Transcribe the material verbatim in full; the pictures do not belong in the copy.

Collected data
%%
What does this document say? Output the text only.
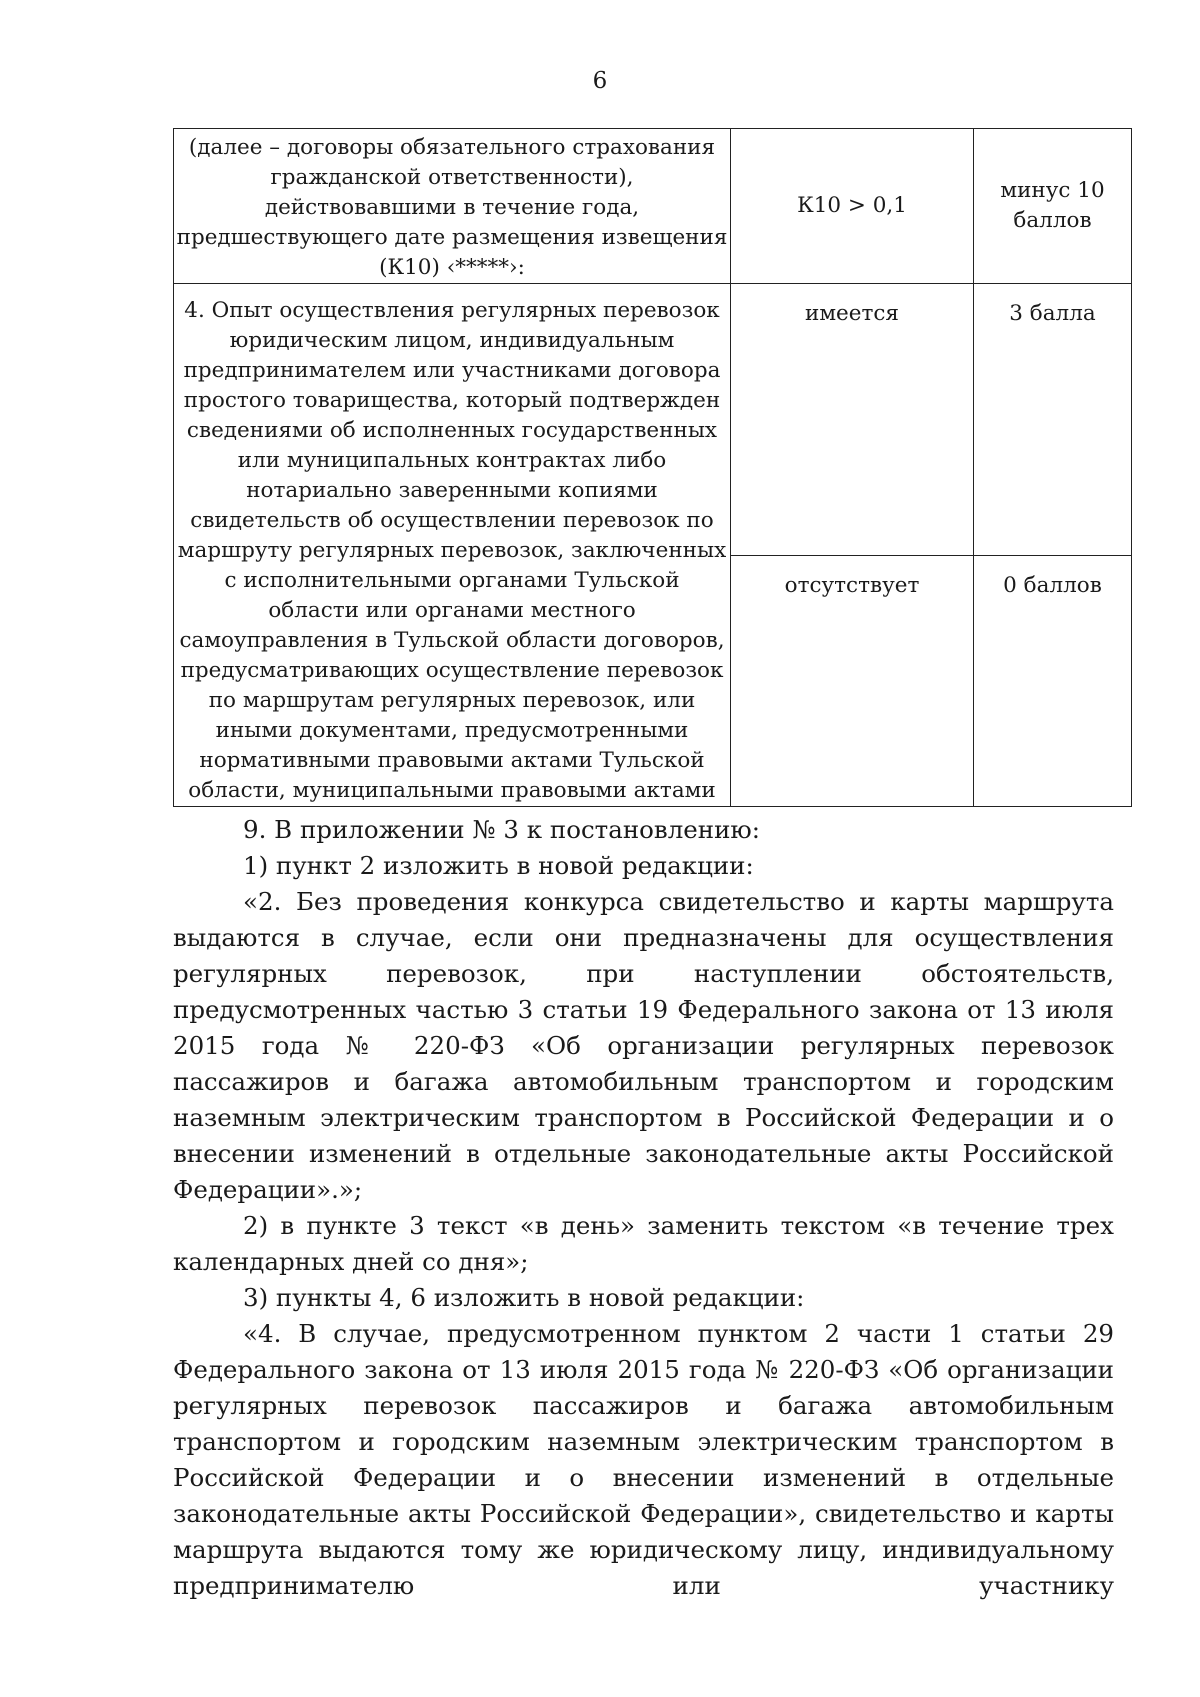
6
(далее – договоры обязательного страхования гражданской ответственности), действовавшими в течение года, предшествующего дате размещения извещения (К10) ‹*****›:	К10 > 0,1	минус 10 баллов
4. Опыт осуществления регулярных перевозок юридическим лицом, индивидуальным предпринимателем или участниками договора простого товарищества, который подтвержден сведениями об исполненных государственных или муниципальных контрактах либо нотариально заверенными копиями свидетельств об осуществлении перевозок по маршруту регулярных перевозок, заключенных с исполнительными органами Тульской области или органами местного самоуправления в Тульской области договоров, предусматривающих осуществление перевозок по маршрутам регулярных перевозок, или иными документами, предусмотренными нормативными правовыми актами Тульской области, муниципальными правовыми актами	имеется	3 балла
	отсутствует	0 баллов

9. В приложении № 3 к постановлению:

1) пункт 2 изложить в новой редакции:

«2. Без проведения конкурса свидетельство и карты маршрута выдаются в случае, если они предназначены для осуществления регулярных перевозок, при наступлении обстоятельств, предусмотренных частью 3 статьи 19 Федерального закона от 13 июля 2015 года № 220-ФЗ «Об организации регулярных перевозок пассажиров и багажа автомобильным транспортом и городским наземным электрическим транспортом в Российской Федерации и о внесении изменений в отдельные законодательные акты Российской Федерации».»;

2) в пункте 3 текст «в день» заменить текстом «в течение трех календарных дней со дня»;

3) пункты 4, 6 изложить в новой редакции:

«4. В случае, предусмотренном пунктом 2 части 1 статьи 29 Федерального закона от 13 июля 2015 года № 220-ФЗ «Об организации регулярных перевозок пассажиров и багажа автомобильным транспортом и городским наземным электрическим транспортом в Российской Федерации и о внесении изменений в отдельные законодательные акты Российской Федерации», свидетельство и карты маршрута выдаются тому же юридическому лицу, индивидуальному предпринимателю или участнику
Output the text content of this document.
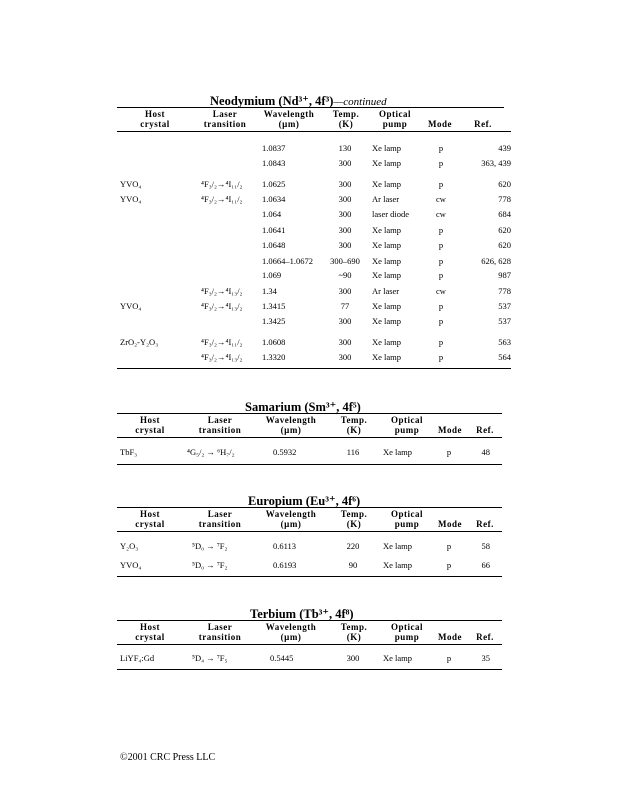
Neodymium (Nd³⁺, 4f³)—continued
Host
crystal
Laser
transition
Wavelength
(µm)
Temp.
(K)
Optical
pump	Mode	Ref.
1.0837	130	Xe lamp	p	439
1.0843	300	Xe lamp	p	363, 439
YVO₄	⁴F₃/₂→⁴I₁₁/₂ 1.0625	300	Xe lamp	p	620
YVO₄	⁴F₃/₂→⁴I₁₁/₂ 1.0634	300	Ar laser	cw	778
1.064	300	laser diode	cw	684
1.0641	300	Xe lamp	p	620
1.0648	300	Xe lamp	p	620
1.0664–1.0672 300–690 Xe lamp	p	626, 628
1.069	~90	Xe lamp	p	987
⁴F₃/₂→⁴I₁₃/₂ 1.34	300	Ar laser	cw	778
YVO₄	⁴F₃/₂→⁴I₁₃/₂ 1.3415	77	Xe lamp	p	537
1.3425	300	Xe lamp	p	537
ZrO₂-Y₂O₃	⁴F₃/₂→⁴I₁₁/₂ 1.0608	300	Xe lamp	p	563
⁴F₃/₂→⁴I₁₃/₂ 1.3320	300	Xe lamp	p	564
Samarium (Sm³⁺, 4f⁵)
Host
crystal
Laser
transition
Wavelength
(µm)
Temp.
(K)
Optical
pump	Mode	Ref.
TbF₃	⁴G₅/₂ → ⁶H₇/₂	0.5932	116	Xe lamp	p	48
Europium (Eu³⁺, 4f⁶)
Host
crystal
Laser
transition
Wavelength
(µm)
Temp.
(K)
Optical
pump	Mode	Ref.
Y₂O₃	⁵D₀ → ⁷F₂	0.6113	220	Xe lamp	p	58
YVO₄	⁵D₀ → ⁷F₂	0.6193	90	Xe lamp	p	66
Terbium (Tb³⁺, 4f⁸)
Host
crystal
Laser
transition
Wavelength
(µm)
Temp.
(K)
Optical
pump	Mode	Ref.
LiYF₄:Gd	⁵D₄ → ⁷F₅	0.5445	300	Xe lamp	p	35
©2001 CRC Press LLC
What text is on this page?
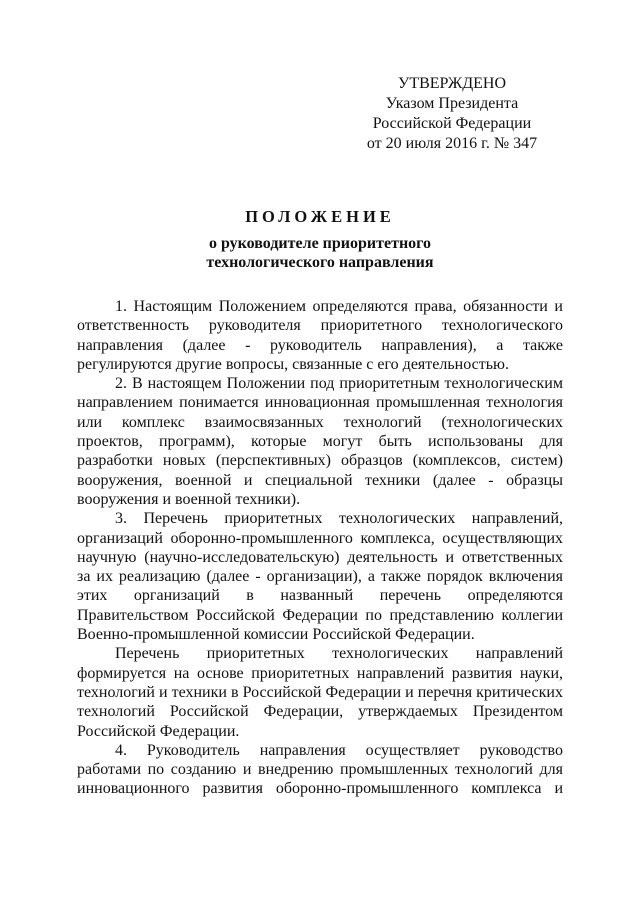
УТВЕРЖДЕНО
Указом Президента
Российской Федерации
от 20 июля 2016 г. № 347
ПОЛОЖЕНИЕ
о руководителе приоритетного
технологического направления

1. Настоящим Положением определяются права, обязанности и ответственность руководителя приоритетного технологического направления (далее - руководитель направления), а также регулируются другие вопросы, связанные с его деятельностью.

2. В настоящем Положении под приоритетным технологическим направлением понимается инновационная промышленная технология или комплекс взаимосвязанных технологий (технологических проектов, программ), которые могут быть использованы для разработки новых (перспективных) образцов (комплексов, систем) вооружения, военной и специальной техники (далее - образцы вооружения и военной техники).

3. Перечень приоритетных технологических направлений, организаций оборонно-промышленного комплекса, осуществляющих научную (научно-исследовательскую) деятельность и ответственных за их реализацию (далее - организации), а также порядок включения этих организаций в названный перечень определяются Правительством Российской Федерации по представлению коллегии Военно-промышленной комиссии Российской Федерации.

Перечень приоритетных технологических направлений формируется на основе приоритетных направлений развития науки, технологий и техники в Российской Федерации и перечня критических технологий Российской Федерации, утверждаемых Президентом Российской Федерации.

4. Руководитель направления осуществляет руководство работами по созданию и внедрению промышленных технологий для инновационного развития оборонно-промышленного комплекса и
%%
== Task answer ==
What does this document say? Output the text only.
6
(далее – договоры обязательного страхования гражданской ответственности), действовавшими в течение года, предшествующего дате размещения извещения (К10) ‹*****›:	К10 > 0,1	минус 10 баллов
4. Опыт осуществления регулярных перевозок юридическим лицом, индивидуальным предпринимателем или участниками договора простого товарищества, который подтвержден сведениями об исполненных государственных или муниципальных контрактах либо нотариально заверенными копиями свидетельств об осуществлении перевозок по маршруту регулярных перевозок, заключенных с исполнительными органами Тульской области или органами местного самоуправления в Тульской области договоров, предусматривающих осуществление перевозок по маршрутам регулярных перевозок, или иными документами, предусмотренными нормативными правовыми актами Тульской области, муниципальными правовыми актами	имеется	3 балла
	отсутствует	0 баллов

9. В приложении № 3 к постановлению:

1) пункт 2 изложить в новой редакции:

«2. Без проведения конкурса свидетельство и карты маршрута выдаются в случае, если они предназначены для осуществления регулярных перевозок, при наступлении обстоятельств, предусмотренных частью 3 статьи 19 Федерального закона от 13 июля 2015 года № 220-ФЗ «Об организации регулярных перевозок пассажиров и багажа автомобильным транспортом и городским наземным электрическим транспортом в Российской Федерации и о внесении изменений в отдельные законодательные акты Российской Федерации».»;

2) в пункте 3 текст «в день» заменить текстом «в течение трех календарных дней со дня»;

3) пункты 4, 6 изложить в новой редакции:

«4. В случае, предусмотренном пунктом 2 части 1 статьи 29 Федерального закона от 13 июля 2015 года № 220-ФЗ «Об организации регулярных перевозок пассажиров и багажа автомобильным транспортом и городским наземным электрическим транспортом в Российской Федерации и о внесении изменений в отдельные законодательные акты Российской Федерации», свидетельство и карты маршрута выдаются тому же юридическому лицу, индивидуальному предпринимателю или участнику
Output the text content of this document.
Neodymium (Nd³⁺, 4f³)—continued
Host
crystal
Laser
transition
Wavelength
(µm)
Temp.
(K)
Optical
pump	Mode	Ref.
1.0837	130	Xe lamp	p	439
1.0843	300	Xe lamp	p	363, 439
YVO₄	⁴F₃/₂→⁴I₁₁/₂ 1.0625	300	Xe lamp	p	620
YVO₄	⁴F₃/₂→⁴I₁₁/₂ 1.0634	300	Ar laser	cw	778
1.064	300	laser diode	cw	684
1.0641	300	Xe lamp	p	620
1.0648	300	Xe lamp	p	620
1.0664–1.0672 300–690 Xe lamp	p	626, 628
1.069	~90	Xe lamp	p	987
⁴F₃/₂→⁴I₁₃/₂ 1.34	300	Ar laser	cw	778
YVO₄	⁴F₃/₂→⁴I₁₃/₂ 1.3415	77	Xe lamp	p	537
1.3425	300	Xe lamp	p	537
ZrO₂-Y₂O₃	⁴F₃/₂→⁴I₁₁/₂ 1.0608	300	Xe lamp	p	563
⁴F₃/₂→⁴I₁₃/₂ 1.3320	300	Xe lamp	p	564
Samarium (Sm³⁺, 4f⁵)
Host
crystal
Laser
transition
Wavelength
(µm)
Temp.
(K)
Optical
pump	Mode	Ref.
TbF₃	⁴G₅/₂ → ⁶H₇/₂	0.5932	116	Xe lamp	p	48
Europium (Eu³⁺, 4f⁶)
Host
crystal
Laser
transition
Wavelength
(µm)
Temp.
(K)
Optical
pump	Mode	Ref.
Y₂O₃	⁵D₀ → ⁷F₂	0.6113	220	Xe lamp	p	58
YVO₄	⁵D₀ → ⁷F₂	0.6193	90	Xe lamp	p	66
Terbium (Tb³⁺, 4f⁸)
Host
crystal
Laser
transition
Wavelength
(µm)
Temp.
(K)
Optical
pump	Mode	Ref.
LiYF₄:Gd	⁵D₄ → ⁷F₅	0.5445	300	Xe lamp	p	35
©2001 CRC Press LLC
What text is on this page?
УТВЕРЖДЕНО
Указом Президента
Российской Федерации
от 20 июля 2016 г. № 347
ПОЛОЖЕНИЕ
о руководителе приоритетного
технологического направления

1. Настоящим Положением определяются права, обязанности и ответственность руководителя приоритетного технологического направления (далее - руководитель направления), а также регулируются другие вопросы, связанные с его деятельностью.

2. В настоящем Положении под приоритетным технологическим направлением понимается инновационная промышленная технология или комплекс взаимосвязанных технологий (технологических проектов, программ), которые могут быть использованы для разработки новых (перспективных) образцов (комплексов, систем) вооружения, военной и специальной техники (далее - образцы вооружения и военной техники).

3. Перечень приоритетных технологических направлений, организаций оборонно-промышленного комплекса, осуществляющих научную (научно-исследовательскую) деятельность и ответственных за их реализацию (далее - организации), а также порядок включения этих организаций в названный перечень определяются Правительством Российской Федерации по представлению коллегии Военно-промышленной комиссии Российской Федерации.

Перечень приоритетных технологических направлений формируется на основе приоритетных направлений развития науки, технологий и техники в Российской Федерации и перечня критических технологий Российской Федерации, утверждаемых Президентом Российской Федерации.

4. Руководитель направления осуществляет руководство работами по созданию и внедрению промышленных технологий для инновационного развития оборонно-промышленного комплекса и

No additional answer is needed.